### [GIVEN EXERCISE]
Each line that holds the string "until" counts once; say how many such lines there are and add nothing.

### [DATASET EXCERPTS]
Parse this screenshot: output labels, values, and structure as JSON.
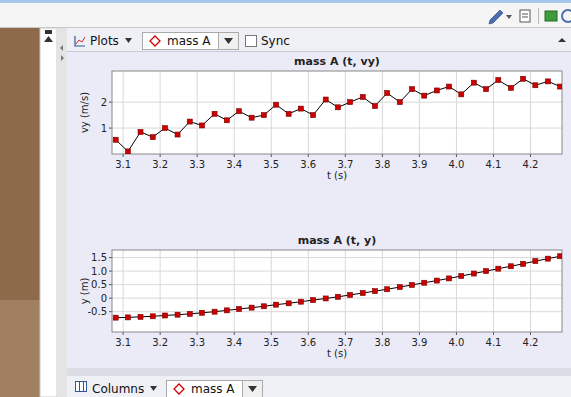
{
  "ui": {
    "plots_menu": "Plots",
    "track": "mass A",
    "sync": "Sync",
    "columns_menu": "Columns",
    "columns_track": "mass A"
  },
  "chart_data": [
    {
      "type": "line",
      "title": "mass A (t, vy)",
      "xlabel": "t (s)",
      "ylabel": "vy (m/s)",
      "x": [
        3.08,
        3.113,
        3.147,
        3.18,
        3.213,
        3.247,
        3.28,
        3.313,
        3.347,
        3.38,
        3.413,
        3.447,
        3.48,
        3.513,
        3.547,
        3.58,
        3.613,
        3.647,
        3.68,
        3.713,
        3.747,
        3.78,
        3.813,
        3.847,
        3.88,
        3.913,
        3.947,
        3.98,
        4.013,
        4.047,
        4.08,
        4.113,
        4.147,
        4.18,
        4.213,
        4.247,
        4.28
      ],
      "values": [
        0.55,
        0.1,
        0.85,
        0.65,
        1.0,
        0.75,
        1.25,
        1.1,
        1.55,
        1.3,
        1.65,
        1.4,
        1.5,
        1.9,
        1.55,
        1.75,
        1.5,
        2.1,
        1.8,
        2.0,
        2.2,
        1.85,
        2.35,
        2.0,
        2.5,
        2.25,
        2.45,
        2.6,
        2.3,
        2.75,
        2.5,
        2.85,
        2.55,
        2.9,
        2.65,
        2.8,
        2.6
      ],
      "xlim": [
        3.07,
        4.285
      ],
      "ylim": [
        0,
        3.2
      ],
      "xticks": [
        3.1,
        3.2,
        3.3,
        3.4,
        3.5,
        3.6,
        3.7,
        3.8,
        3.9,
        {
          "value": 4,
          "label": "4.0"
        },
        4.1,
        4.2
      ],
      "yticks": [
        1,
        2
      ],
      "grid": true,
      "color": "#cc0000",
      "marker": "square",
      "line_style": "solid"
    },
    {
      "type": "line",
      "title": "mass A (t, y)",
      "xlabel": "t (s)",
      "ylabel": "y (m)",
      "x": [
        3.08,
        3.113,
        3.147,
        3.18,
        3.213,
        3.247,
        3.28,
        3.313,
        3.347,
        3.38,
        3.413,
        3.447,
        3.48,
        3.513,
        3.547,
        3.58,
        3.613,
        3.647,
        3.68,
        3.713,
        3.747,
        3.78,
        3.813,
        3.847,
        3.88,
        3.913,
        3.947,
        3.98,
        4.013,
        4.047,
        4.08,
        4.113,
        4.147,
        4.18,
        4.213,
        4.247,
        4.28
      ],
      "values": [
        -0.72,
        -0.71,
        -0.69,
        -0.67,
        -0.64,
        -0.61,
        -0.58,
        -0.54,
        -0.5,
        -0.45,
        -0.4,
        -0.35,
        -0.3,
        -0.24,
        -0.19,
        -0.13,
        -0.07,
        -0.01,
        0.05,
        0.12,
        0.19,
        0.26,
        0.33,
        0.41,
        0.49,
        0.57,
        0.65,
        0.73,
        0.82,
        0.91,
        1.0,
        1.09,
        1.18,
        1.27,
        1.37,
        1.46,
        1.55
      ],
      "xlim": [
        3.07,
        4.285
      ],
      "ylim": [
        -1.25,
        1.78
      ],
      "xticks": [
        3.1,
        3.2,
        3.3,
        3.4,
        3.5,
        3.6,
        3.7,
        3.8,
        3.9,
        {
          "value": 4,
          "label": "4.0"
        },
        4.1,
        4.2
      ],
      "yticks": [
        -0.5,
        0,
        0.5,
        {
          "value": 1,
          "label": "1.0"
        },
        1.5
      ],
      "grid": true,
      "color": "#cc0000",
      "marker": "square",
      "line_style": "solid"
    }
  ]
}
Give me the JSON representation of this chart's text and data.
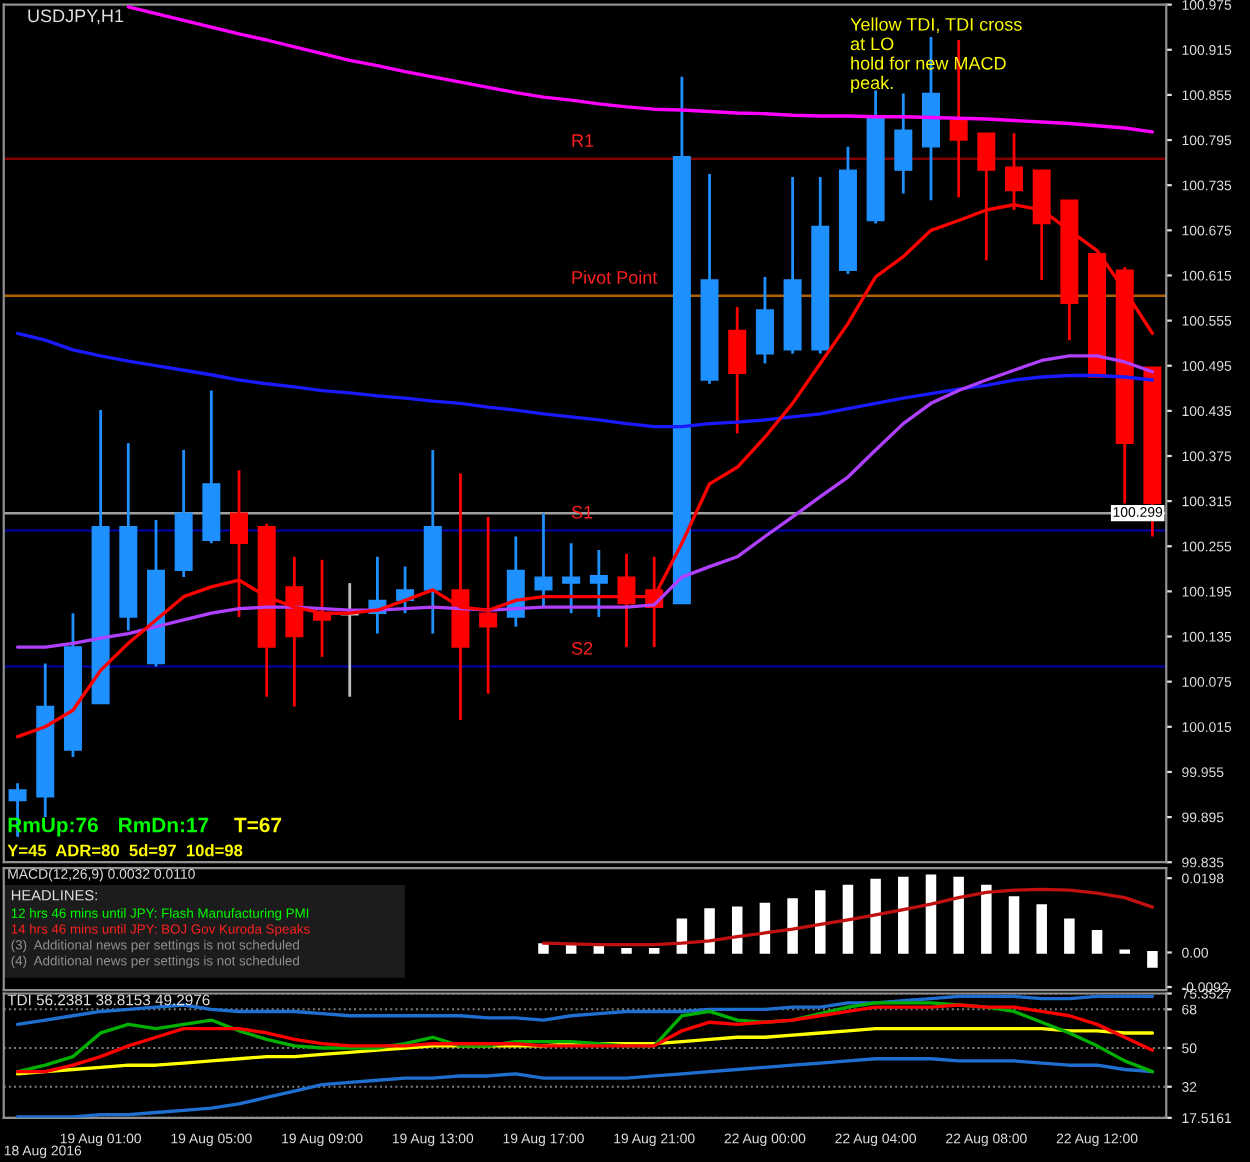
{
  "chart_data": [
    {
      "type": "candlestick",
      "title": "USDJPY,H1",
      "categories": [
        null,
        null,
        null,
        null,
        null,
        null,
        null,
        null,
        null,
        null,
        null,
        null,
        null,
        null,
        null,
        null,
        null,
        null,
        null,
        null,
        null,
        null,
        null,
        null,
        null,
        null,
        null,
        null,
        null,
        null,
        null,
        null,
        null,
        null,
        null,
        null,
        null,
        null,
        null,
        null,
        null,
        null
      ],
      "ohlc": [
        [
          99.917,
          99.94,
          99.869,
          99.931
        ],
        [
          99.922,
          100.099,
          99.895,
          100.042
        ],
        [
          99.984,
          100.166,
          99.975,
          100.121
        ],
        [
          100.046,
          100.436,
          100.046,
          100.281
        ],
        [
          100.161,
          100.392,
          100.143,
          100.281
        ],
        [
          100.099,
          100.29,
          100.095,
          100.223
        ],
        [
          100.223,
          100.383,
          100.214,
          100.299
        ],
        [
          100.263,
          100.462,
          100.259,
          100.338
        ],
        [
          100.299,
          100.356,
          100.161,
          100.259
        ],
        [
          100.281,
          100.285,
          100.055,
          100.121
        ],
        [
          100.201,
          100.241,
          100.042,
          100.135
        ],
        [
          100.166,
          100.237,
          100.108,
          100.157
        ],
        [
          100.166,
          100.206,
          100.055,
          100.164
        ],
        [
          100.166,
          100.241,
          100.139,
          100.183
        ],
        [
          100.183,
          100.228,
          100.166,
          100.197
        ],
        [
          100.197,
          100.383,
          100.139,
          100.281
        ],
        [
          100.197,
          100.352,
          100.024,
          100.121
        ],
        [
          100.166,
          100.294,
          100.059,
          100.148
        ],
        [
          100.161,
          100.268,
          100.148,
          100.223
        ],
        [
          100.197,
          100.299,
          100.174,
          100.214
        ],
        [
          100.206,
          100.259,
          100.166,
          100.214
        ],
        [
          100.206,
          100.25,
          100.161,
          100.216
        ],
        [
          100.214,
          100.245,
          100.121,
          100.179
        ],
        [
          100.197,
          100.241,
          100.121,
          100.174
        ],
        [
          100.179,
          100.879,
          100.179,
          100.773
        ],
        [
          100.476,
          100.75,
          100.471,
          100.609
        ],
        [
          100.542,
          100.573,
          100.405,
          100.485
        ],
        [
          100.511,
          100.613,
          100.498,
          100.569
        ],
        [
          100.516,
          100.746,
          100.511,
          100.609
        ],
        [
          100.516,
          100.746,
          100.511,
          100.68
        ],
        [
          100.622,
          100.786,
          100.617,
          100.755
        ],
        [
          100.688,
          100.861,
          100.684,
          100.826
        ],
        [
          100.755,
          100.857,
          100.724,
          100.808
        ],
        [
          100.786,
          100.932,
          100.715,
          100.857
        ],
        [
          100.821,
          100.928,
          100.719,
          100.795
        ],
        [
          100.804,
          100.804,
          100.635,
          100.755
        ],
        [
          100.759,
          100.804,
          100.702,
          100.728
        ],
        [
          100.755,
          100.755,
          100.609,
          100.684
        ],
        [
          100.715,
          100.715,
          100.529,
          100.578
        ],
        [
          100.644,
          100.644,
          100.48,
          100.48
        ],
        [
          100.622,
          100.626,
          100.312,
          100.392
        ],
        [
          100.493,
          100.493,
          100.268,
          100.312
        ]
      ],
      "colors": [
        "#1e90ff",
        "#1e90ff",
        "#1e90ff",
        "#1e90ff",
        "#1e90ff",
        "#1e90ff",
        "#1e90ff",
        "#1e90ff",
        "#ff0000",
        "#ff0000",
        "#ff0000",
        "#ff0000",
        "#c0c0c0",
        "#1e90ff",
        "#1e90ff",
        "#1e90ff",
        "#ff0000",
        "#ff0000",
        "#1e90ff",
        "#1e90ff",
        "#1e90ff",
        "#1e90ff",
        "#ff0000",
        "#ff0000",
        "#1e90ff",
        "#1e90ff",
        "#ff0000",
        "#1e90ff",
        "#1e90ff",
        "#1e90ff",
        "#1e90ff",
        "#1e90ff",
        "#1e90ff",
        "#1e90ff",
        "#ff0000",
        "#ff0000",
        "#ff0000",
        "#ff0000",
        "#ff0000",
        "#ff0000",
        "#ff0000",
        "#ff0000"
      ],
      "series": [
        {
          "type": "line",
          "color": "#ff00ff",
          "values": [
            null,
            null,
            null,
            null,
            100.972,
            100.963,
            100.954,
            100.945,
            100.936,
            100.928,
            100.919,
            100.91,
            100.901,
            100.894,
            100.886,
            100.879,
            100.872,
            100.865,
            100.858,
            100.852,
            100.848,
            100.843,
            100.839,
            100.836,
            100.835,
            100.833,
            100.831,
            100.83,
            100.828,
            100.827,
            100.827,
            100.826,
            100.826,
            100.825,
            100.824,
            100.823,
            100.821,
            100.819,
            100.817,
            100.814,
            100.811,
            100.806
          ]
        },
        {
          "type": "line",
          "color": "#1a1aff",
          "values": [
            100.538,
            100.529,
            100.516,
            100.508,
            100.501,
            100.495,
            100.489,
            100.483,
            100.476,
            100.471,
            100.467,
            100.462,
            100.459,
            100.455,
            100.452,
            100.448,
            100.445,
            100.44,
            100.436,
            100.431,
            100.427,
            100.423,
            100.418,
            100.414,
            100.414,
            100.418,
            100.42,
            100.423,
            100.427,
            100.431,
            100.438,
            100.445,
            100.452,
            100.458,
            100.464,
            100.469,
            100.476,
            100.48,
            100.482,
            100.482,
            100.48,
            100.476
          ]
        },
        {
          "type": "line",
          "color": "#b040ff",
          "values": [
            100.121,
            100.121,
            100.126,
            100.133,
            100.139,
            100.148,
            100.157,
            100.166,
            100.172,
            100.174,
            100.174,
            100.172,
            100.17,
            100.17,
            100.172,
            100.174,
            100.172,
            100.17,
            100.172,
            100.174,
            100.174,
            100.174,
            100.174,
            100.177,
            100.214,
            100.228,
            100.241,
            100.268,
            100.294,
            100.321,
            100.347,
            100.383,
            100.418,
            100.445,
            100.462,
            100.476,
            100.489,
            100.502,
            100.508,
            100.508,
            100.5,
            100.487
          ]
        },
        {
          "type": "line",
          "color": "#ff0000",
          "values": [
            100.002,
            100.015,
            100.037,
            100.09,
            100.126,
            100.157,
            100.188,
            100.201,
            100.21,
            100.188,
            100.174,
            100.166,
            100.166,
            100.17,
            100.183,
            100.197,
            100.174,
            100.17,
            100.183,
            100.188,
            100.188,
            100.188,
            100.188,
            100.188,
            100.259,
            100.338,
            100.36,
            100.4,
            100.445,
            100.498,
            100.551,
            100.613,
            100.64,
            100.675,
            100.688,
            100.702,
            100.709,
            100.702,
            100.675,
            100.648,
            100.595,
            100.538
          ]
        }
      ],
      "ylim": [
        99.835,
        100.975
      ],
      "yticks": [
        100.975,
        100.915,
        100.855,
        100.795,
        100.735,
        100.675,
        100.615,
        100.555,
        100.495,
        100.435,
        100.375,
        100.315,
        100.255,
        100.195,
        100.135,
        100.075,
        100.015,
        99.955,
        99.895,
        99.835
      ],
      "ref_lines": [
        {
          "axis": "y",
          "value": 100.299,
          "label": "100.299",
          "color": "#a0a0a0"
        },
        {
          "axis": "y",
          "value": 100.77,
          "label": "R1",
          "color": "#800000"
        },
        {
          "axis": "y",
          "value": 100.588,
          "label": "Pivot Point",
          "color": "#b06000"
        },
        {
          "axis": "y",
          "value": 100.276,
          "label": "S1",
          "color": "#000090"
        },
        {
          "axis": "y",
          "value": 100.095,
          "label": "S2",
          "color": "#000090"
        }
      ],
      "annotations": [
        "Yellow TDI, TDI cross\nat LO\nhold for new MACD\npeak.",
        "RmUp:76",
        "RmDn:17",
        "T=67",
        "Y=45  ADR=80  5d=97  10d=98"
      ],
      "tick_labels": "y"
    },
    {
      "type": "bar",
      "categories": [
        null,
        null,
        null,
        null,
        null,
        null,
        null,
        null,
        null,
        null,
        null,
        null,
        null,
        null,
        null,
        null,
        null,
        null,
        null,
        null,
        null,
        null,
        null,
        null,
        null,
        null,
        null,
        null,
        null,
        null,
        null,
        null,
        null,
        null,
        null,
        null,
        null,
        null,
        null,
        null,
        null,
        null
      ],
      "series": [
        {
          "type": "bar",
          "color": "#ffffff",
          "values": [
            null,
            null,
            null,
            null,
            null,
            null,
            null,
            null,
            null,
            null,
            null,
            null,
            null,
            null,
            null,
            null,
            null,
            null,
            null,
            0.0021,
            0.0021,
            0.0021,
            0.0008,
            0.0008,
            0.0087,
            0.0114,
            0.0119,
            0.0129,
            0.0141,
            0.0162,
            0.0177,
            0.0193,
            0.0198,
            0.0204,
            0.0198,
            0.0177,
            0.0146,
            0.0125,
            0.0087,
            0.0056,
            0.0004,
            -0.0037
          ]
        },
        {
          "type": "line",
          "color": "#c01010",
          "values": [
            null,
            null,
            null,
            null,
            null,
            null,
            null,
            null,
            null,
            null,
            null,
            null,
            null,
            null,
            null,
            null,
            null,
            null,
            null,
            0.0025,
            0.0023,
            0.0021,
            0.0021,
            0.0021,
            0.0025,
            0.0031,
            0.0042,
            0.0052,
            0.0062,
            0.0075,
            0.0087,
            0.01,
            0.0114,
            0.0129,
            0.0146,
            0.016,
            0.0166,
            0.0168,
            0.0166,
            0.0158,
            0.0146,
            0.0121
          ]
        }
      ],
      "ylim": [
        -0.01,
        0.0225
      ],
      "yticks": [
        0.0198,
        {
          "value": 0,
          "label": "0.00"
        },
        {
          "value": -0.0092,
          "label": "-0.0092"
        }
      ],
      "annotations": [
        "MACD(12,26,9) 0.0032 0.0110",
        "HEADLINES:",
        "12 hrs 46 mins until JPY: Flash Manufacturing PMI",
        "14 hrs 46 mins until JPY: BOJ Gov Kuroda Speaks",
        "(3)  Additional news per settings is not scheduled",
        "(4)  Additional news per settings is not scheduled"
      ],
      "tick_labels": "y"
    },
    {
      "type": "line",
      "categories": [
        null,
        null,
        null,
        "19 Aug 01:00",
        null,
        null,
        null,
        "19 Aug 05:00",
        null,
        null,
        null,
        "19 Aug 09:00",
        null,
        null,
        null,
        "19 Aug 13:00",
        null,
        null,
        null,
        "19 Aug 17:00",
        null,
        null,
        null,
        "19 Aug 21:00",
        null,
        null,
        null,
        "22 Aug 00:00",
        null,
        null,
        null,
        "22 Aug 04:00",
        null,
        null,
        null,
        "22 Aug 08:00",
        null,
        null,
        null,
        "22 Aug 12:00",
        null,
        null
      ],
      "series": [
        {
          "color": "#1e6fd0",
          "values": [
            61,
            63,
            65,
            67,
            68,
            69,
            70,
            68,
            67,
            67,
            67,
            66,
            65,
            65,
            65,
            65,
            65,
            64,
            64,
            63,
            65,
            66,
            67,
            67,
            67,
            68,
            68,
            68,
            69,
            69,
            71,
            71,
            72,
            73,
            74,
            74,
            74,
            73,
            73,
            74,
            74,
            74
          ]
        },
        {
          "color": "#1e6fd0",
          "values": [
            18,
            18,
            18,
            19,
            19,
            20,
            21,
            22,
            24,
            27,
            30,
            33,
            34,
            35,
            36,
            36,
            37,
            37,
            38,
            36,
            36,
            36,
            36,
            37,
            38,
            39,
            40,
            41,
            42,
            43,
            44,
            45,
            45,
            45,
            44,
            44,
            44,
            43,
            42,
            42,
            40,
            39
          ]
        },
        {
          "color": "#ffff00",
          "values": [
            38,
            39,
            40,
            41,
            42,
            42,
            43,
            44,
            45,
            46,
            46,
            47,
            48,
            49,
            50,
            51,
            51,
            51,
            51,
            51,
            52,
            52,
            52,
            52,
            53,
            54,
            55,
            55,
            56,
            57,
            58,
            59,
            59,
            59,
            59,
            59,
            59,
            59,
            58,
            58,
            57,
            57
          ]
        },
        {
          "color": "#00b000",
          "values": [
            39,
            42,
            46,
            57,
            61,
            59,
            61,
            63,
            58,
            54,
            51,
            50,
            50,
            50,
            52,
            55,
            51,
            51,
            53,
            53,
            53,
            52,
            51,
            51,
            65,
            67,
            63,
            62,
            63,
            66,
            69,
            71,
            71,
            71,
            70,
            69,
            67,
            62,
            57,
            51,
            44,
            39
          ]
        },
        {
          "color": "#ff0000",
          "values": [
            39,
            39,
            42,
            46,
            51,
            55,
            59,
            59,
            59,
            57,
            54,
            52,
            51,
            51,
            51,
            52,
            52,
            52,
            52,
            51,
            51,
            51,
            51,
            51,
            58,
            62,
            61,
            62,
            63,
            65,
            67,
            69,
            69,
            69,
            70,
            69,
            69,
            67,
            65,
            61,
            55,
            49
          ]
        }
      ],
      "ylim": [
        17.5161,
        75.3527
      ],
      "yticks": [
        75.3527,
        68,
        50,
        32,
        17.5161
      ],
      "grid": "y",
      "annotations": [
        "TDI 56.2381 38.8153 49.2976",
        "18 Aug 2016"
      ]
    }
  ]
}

### [RESPONSE TO THE EXERCISE]
2